■ What to work on
What you return should match every record exactly, with the images removed.

■ ■ ■

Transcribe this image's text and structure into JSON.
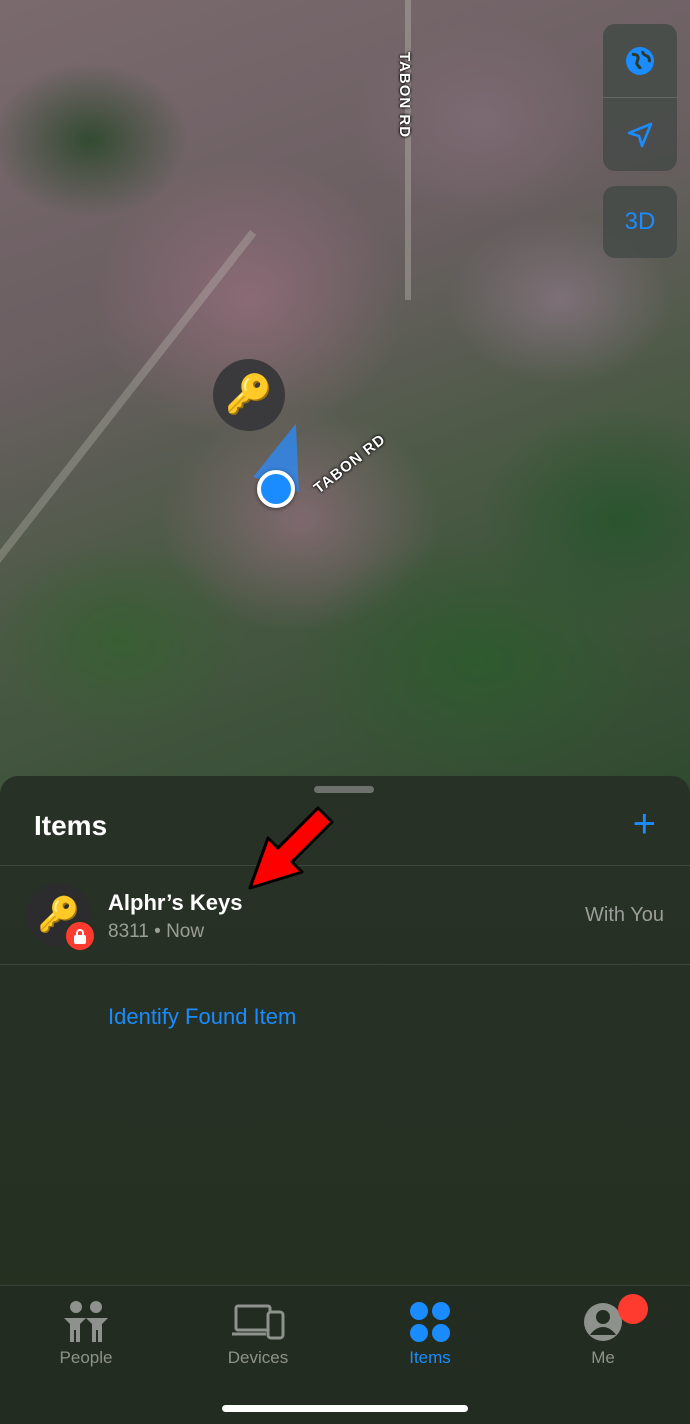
{
  "map": {
    "road_label_vertical": "TABON RD",
    "road_label_diagonal": "TABON RD",
    "buttons": {
      "globe_icon": "globe-icon",
      "location_icon": "location-arrow-icon",
      "three_d_label": "3D"
    },
    "pin_icon": "key-icon"
  },
  "sheet": {
    "title": "Items",
    "add_label": "+",
    "items": [
      {
        "name": "Alphr’s Keys",
        "subtitle": "8311 • Now",
        "status": "With You",
        "icon": "key-icon",
        "badge_icon": "lock-icon"
      }
    ],
    "identify_link": "Identify Found Item"
  },
  "tabbar": {
    "tabs": [
      {
        "label": "People",
        "icon": "people-icon",
        "active": false
      },
      {
        "label": "Devices",
        "icon": "devices-icon",
        "active": false
      },
      {
        "label": "Items",
        "icon": "items-grid-icon",
        "active": true
      },
      {
        "label": "Me",
        "icon": "person-circle-icon",
        "active": false
      }
    ]
  },
  "colors": {
    "accent": "#1a8cff",
    "badge_red": "#ff3b30",
    "annotation_arrow": "#ff0000"
  }
}
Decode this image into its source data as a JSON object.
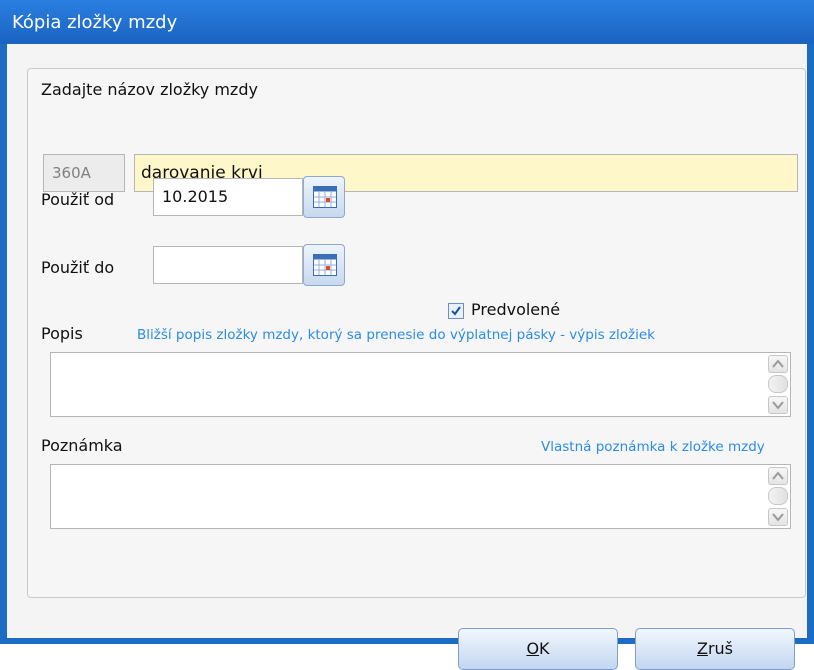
{
  "window": {
    "title": "Kópia zložky mzdy"
  },
  "form": {
    "name_label": "Zadajte názov zložky mzdy",
    "code_value": "360A",
    "name_value": "darovanie krvi",
    "from_label": "Použiť od",
    "from_value": "10.2015",
    "to_label": "Použiť do",
    "to_value": "",
    "default_label": "Predvolené",
    "default_checked": true,
    "popis_label": "Popis",
    "popis_hint": "Bližší popis zložky mzdy, ktorý sa prenesie do výplatnej pásky - výpis zložiek",
    "popis_value": "",
    "poznamka_label": "Poznámka",
    "poznamka_hint": "Vlastná poznámka k zložke mzdy",
    "poznamka_value": ""
  },
  "buttons": {
    "ok_mnemonic": "O",
    "ok_rest": "K",
    "cancel_mnemonic": "Z",
    "cancel_rest": "ruš"
  },
  "icons": {
    "calendar": "calendar-icon",
    "check": "check-icon",
    "scroll_up": "scroll-up-arrow-icon",
    "scroll_down": "scroll-down-arrow-icon"
  },
  "colors": {
    "title_bar": "#1a63c0",
    "hint_text": "#2b8ce6",
    "name_field_bg": "#fdf7c9"
  }
}
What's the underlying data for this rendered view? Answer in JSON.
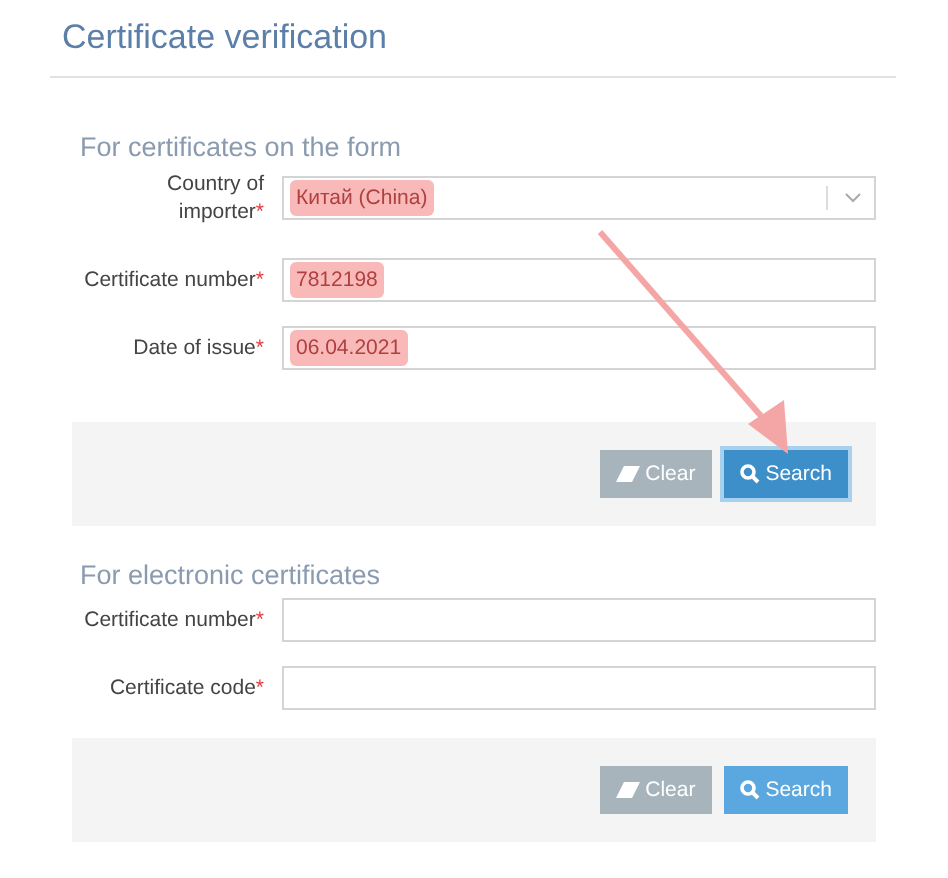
{
  "title": "Certificate verification",
  "sections": [
    {
      "heading": "For certificates on the form",
      "fields": [
        {
          "label": "Country of importer",
          "required_mark": "*",
          "kind": "select",
          "value": "Китай (China)",
          "highlighted": true
        },
        {
          "label": "Certificate number",
          "required_mark": "*",
          "kind": "text",
          "value": "7812198",
          "highlighted": true
        },
        {
          "label": "Date of issue",
          "required_mark": "*",
          "kind": "text",
          "value": "06.04.2021",
          "highlighted": true
        }
      ],
      "buttons": [
        {
          "label": "Clear",
          "kind": "clear",
          "highlighted": false
        },
        {
          "label": "Search",
          "kind": "search",
          "highlighted": true
        }
      ]
    },
    {
      "heading": "For electronic certificates",
      "fields": [
        {
          "label": "Certificate number",
          "required_mark": "*",
          "kind": "text"
        },
        {
          "label": "Certificate code",
          "required_mark": "*",
          "kind": "text"
        }
      ],
      "buttons": [
        {
          "label": "Clear",
          "kind": "clear",
          "highlighted": false
        },
        {
          "label": "Search",
          "kind": "search",
          "highlighted": false
        }
      ]
    }
  ]
}
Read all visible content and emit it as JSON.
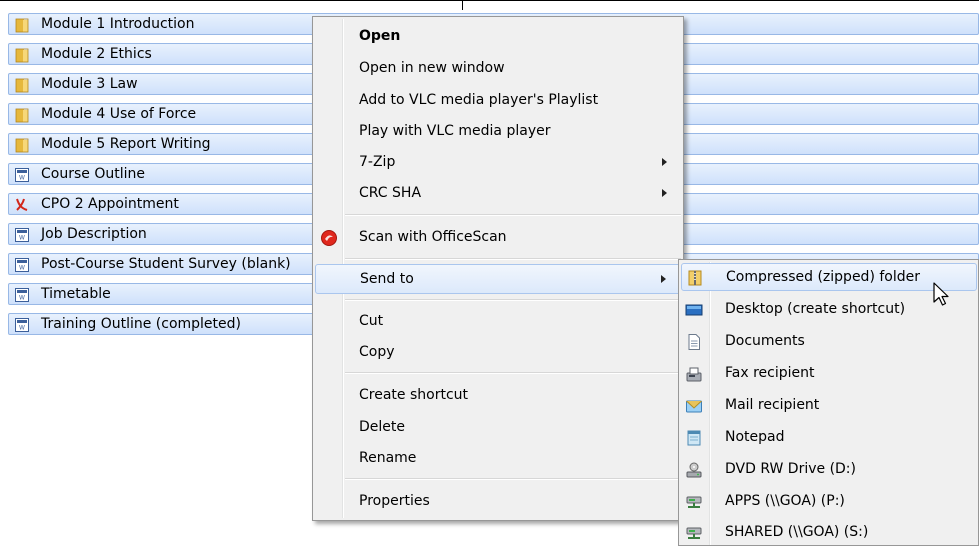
{
  "files": [
    {
      "name": "Module 1 Introduction",
      "icon": "folder-icon"
    },
    {
      "name": "Module 2 Ethics",
      "icon": "folder-icon"
    },
    {
      "name": "Module 3 Law",
      "icon": "folder-icon"
    },
    {
      "name": "Module 4 Use of Force",
      "icon": "folder-icon"
    },
    {
      "name": "Module 5 Report Writing",
      "icon": "folder-icon"
    },
    {
      "name": "Course Outline",
      "icon": "word-document-icon"
    },
    {
      "name": "CPO 2 Appointment",
      "icon": "pdf-document-icon"
    },
    {
      "name": "Job Description",
      "icon": "word-document-icon"
    },
    {
      "name": "Post-Course Student Survey (blank)",
      "icon": "word-document-icon"
    },
    {
      "name": "Timetable",
      "icon": "word-document-icon"
    },
    {
      "name": "Training Outline (completed)",
      "icon": "word-document-icon"
    }
  ],
  "context_menu": {
    "open": "Open",
    "open_new_window": "Open in new window",
    "add_vlc_playlist": "Add to VLC media player's Playlist",
    "play_vlc": "Play with VLC media player",
    "seven_zip": "7-Zip",
    "crc_sha": "CRC SHA",
    "scan_officescan": "Scan with OfficeScan",
    "send_to": "Send to",
    "cut": "Cut",
    "copy": "Copy",
    "create_shortcut": "Create shortcut",
    "delete": "Delete",
    "rename": "Rename",
    "properties": "Properties"
  },
  "send_to_menu": [
    {
      "label": "Compressed (zipped) folder",
      "icon": "zip-folder-icon"
    },
    {
      "label": "Desktop (create shortcut)",
      "icon": "desktop-icon"
    },
    {
      "label": "Documents",
      "icon": "documents-icon"
    },
    {
      "label": "Fax recipient",
      "icon": "fax-icon"
    },
    {
      "label": "Mail recipient",
      "icon": "mail-icon"
    },
    {
      "label": "Notepad",
      "icon": "notepad-icon"
    },
    {
      "label": "DVD RW Drive (D:)",
      "icon": "dvd-drive-icon"
    },
    {
      "label": "APPS (\\\\GOA) (P:)",
      "icon": "network-drive-icon"
    },
    {
      "label": "SHARED (\\\\GOA) (S:)",
      "icon": "network-drive-icon"
    }
  ],
  "colors": {
    "selection": "#cfe1fb",
    "menu_bg": "#f0f0f0",
    "highlight_border": "#aac6ee"
  }
}
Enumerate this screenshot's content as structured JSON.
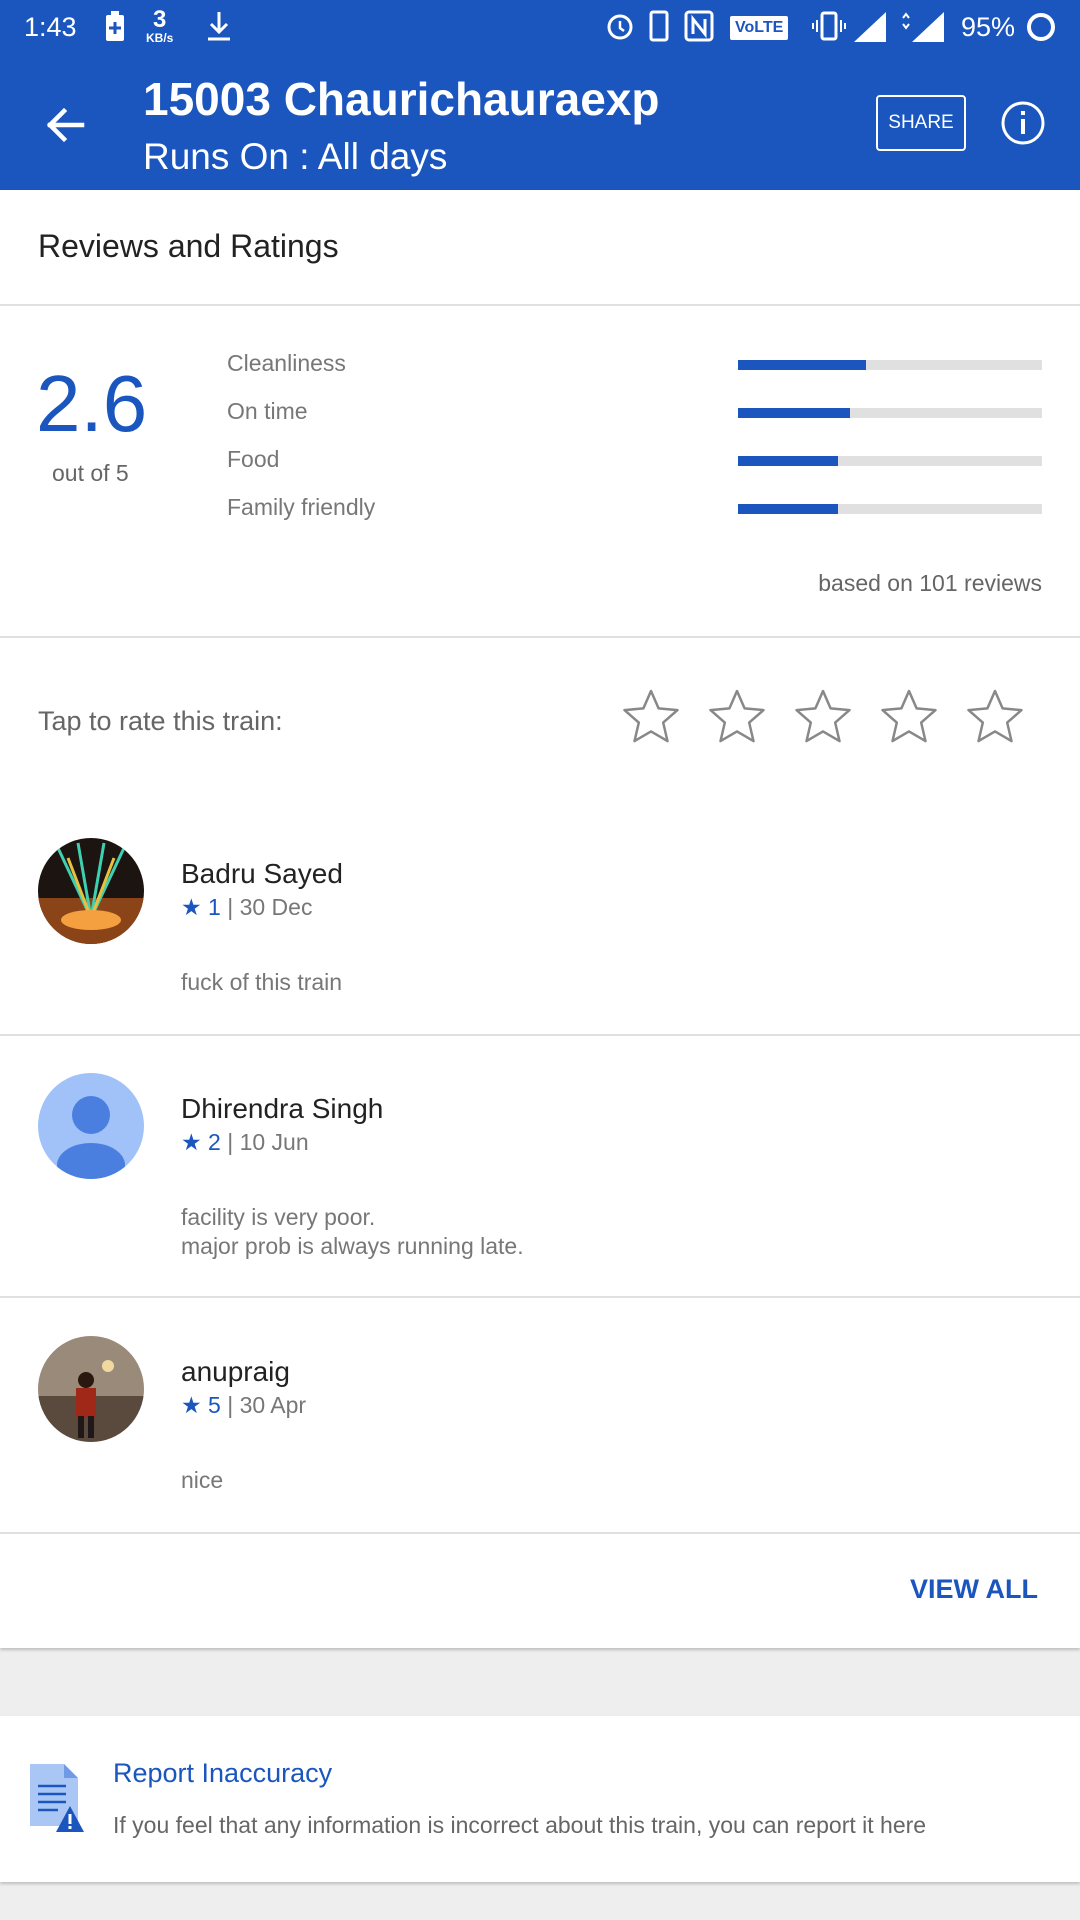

■ ■ ■

■ Answer to the problem
Transcribe this image's text and structure into JSON.
{
  "map": {
    "road_label_vertical": "TABON RD",
    "road_label_diagonal": "TABON RD",
    "buttons": {
      "globe_icon": "globe-icon",
      "location_icon": "location-arrow-icon",
      "three_d_label": "3D"
    },
    "pin_icon": "key-icon"
  },
  "sheet": {
    "title": "Items",
    "add_label": "+",
    "items": [
      {
        "name": "Alphr’s Keys",
        "subtitle": "8311 • Now",
        "status": "With You",
        "icon": "key-icon",
        "badge_icon": "lock-icon"
      }
    ],
    "identify_link": "Identify Found Item"
  },
  "tabbar": {
    "tabs": [
      {
        "label": "People",
        "icon": "people-icon",
        "active": false
      },
      {
        "label": "Devices",
        "icon": "devices-icon",
        "active": false
      },
      {
        "label": "Items",
        "icon": "items-grid-icon",
        "active": true
      },
      {
        "label": "Me",
        "icon": "person-circle-icon",
        "active": false
      }
    ]
  },
  "colors": {
    "accent": "#1a8cff",
    "badge_red": "#ff3b30",
    "annotation_arrow": "#ff0000"
  }
}
Decode this image into its source data as a JSON object.
{
  "window": {
    "title": "Kópia zložky mzdy"
  },
  "form": {
    "name_label": "Zadajte názov zložky mzdy",
    "code_value": "360A",
    "name_value": "darovanie krvi",
    "from_label": "Použiť od",
    "from_value": "10.2015",
    "to_label": "Použiť do",
    "to_value": "",
    "default_label": "Predvolené",
    "default_checked": true,
    "popis_label": "Popis",
    "popis_hint": "Bližší popis zložky mzdy, ktorý sa prenesie do výplatnej pásky - výpis zložiek",
    "popis_value": "",
    "poznamka_label": "Poznámka",
    "poznamka_hint": "Vlastná poznámka k zložke mzdy",
    "poznamka_value": ""
  },
  "buttons": {
    "ok_mnemonic": "O",
    "ok_rest": "K",
    "cancel_mnemonic": "Z",
    "cancel_rest": "ruš"
  },
  "icons": {
    "calendar": "calendar-icon",
    "check": "check-icon",
    "scroll_up": "scroll-up-arrow-icon",
    "scroll_down": "scroll-down-arrow-icon"
  },
  "colors": {
    "title_bar": "#1a63c0",
    "hint_text": "#2b8ce6",
    "name_field_bg": "#fdf7c9"
  }
}
What's the underlying data for this rendered view? Answer in JSON.
{
  "title": "Certificate verification",
  "sections": [
    {
      "heading": "For certificates on the form",
      "fields": [
        {
          "label": "Country of importer",
          "required_mark": "*",
          "kind": "select",
          "value": "Китай (China)",
          "highlighted": true
        },
        {
          "label": "Certificate number",
          "required_mark": "*",
          "kind": "text",
          "value": "7812198",
          "highlighted": true
        },
        {
          "label": "Date of issue",
          "required_mark": "*",
          "kind": "text",
          "value": "06.04.2021",
          "highlighted": true
        }
      ],
      "buttons": [
        {
          "label": "Clear",
          "kind": "clear",
          "highlighted": false
        },
        {
          "label": "Search",
          "kind": "search",
          "highlighted": true
        }
      ]
    },
    {
      "heading": "For electronic certificates",
      "fields": [
        {
          "label": "Certificate number",
          "required_mark": "*",
          "kind": "text"
        },
        {
          "label": "Certificate code",
          "required_mark": "*",
          "kind": "text"
        }
      ],
      "buttons": [
        {
          "label": "Clear",
          "kind": "clear",
          "highlighted": false
        },
        {
          "label": "Search",
          "kind": "search",
          "highlighted": false
        }
      ]
    }
  ]
}
Read all visible content and emit it as JSON.
{
  "files": [
    {
      "name": "Module 1 Introduction",
      "icon": "folder-icon"
    },
    {
      "name": "Module 2 Ethics",
      "icon": "folder-icon"
    },
    {
      "name": "Module 3 Law",
      "icon": "folder-icon"
    },
    {
      "name": "Module 4 Use of Force",
      "icon": "folder-icon"
    },
    {
      "name": "Module 5 Report Writing",
      "icon": "folder-icon"
    },
    {
      "name": "Course Outline",
      "icon": "word-document-icon"
    },
    {
      "name": "CPO 2 Appointment",
      "icon": "pdf-document-icon"
    },
    {
      "name": "Job Description",
      "icon": "word-document-icon"
    },
    {
      "name": "Post-Course Student Survey (blank)",
      "icon": "word-document-icon"
    },
    {
      "name": "Timetable",
      "icon": "word-document-icon"
    },
    {
      "name": "Training Outline (completed)",
      "icon": "word-document-icon"
    }
  ],
  "context_menu": {
    "open": "Open",
    "open_new_window": "Open in new window",
    "add_vlc_playlist": "Add to VLC media player's Playlist",
    "play_vlc": "Play with VLC media player",
    "seven_zip": "7-Zip",
    "crc_sha": "CRC SHA",
    "scan_officescan": "Scan with OfficeScan",
    "send_to": "Send to",
    "cut": "Cut",
    "copy": "Copy",
    "create_shortcut": "Create shortcut",
    "delete": "Delete",
    "rename": "Rename",
    "properties": "Properties"
  },
  "send_to_menu": [
    {
      "label": "Compressed (zipped) folder",
      "icon": "zip-folder-icon"
    },
    {
      "label": "Desktop (create shortcut)",
      "icon": "desktop-icon"
    },
    {
      "label": "Documents",
      "icon": "documents-icon"
    },
    {
      "label": "Fax recipient",
      "icon": "fax-icon"
    },
    {
      "label": "Mail recipient",
      "icon": "mail-icon"
    },
    {
      "label": "Notepad",
      "icon": "notepad-icon"
    },
    {
      "label": "DVD RW Drive (D:)",
      "icon": "dvd-drive-icon"
    },
    {
      "label": "APPS (\\\\GOA) (P:)",
      "icon": "network-drive-icon"
    },
    {
      "label": "SHARED (\\\\GOA) (S:)",
      "icon": "network-drive-icon"
    }
  ],
  "colors": {
    "selection": "#cfe1fb",
    "menu_bg": "#f0f0f0",
    "highlight_border": "#aac6ee"
  }
}
Enumerate this screenshot's content as structured JSON.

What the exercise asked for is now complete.